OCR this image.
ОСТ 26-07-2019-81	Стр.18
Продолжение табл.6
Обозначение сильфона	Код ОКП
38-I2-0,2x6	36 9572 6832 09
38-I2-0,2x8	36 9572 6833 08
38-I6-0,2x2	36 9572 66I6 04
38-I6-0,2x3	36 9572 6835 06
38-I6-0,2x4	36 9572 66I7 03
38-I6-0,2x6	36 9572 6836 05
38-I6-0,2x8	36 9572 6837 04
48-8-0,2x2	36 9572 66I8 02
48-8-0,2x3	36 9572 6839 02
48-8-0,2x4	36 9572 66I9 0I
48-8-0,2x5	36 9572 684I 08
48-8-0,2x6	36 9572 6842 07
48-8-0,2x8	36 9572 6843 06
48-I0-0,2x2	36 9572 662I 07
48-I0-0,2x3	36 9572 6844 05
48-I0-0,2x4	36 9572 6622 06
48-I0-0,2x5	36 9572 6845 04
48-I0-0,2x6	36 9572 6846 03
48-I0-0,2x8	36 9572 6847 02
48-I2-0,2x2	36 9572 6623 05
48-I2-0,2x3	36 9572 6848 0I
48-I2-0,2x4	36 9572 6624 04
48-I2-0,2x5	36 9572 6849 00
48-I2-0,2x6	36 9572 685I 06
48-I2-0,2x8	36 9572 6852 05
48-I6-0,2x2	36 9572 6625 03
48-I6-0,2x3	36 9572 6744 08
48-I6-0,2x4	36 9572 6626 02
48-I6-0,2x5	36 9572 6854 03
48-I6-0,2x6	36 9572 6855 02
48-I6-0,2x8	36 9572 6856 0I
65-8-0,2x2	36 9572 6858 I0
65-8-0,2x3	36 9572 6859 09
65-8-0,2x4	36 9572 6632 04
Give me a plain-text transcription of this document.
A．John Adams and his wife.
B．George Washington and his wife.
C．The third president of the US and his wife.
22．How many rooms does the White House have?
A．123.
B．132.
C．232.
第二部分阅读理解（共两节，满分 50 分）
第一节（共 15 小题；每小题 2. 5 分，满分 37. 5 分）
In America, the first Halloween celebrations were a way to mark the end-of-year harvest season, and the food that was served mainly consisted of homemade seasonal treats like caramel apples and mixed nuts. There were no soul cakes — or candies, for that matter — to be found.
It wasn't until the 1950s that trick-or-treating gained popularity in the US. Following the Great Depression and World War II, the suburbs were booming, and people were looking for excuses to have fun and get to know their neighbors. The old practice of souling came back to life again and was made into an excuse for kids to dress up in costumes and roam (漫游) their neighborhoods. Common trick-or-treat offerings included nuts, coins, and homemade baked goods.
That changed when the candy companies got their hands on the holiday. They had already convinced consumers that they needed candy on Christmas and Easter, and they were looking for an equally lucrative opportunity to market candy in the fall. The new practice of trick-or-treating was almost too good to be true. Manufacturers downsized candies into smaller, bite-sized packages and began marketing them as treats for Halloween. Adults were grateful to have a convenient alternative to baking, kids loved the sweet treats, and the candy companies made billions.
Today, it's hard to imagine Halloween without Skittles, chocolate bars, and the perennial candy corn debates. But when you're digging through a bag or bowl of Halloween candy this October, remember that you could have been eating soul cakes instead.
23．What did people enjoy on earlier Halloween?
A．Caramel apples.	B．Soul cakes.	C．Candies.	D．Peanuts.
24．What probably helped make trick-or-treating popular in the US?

Exercise goal:
Where a line in the entries holds "apples", copy that line.

Written answer:
In America, the first Halloween celebrations were a way to mark the end-of-year harvest season, and the food that was served mainly consisted of homemade seasonal treats like caramel apples and mixed nuts. There were no soul cakes — or candies, for that matter — to be found.
A．Caramel apples.	B．Soul cakes.	C．Candies.	D．Peanuts.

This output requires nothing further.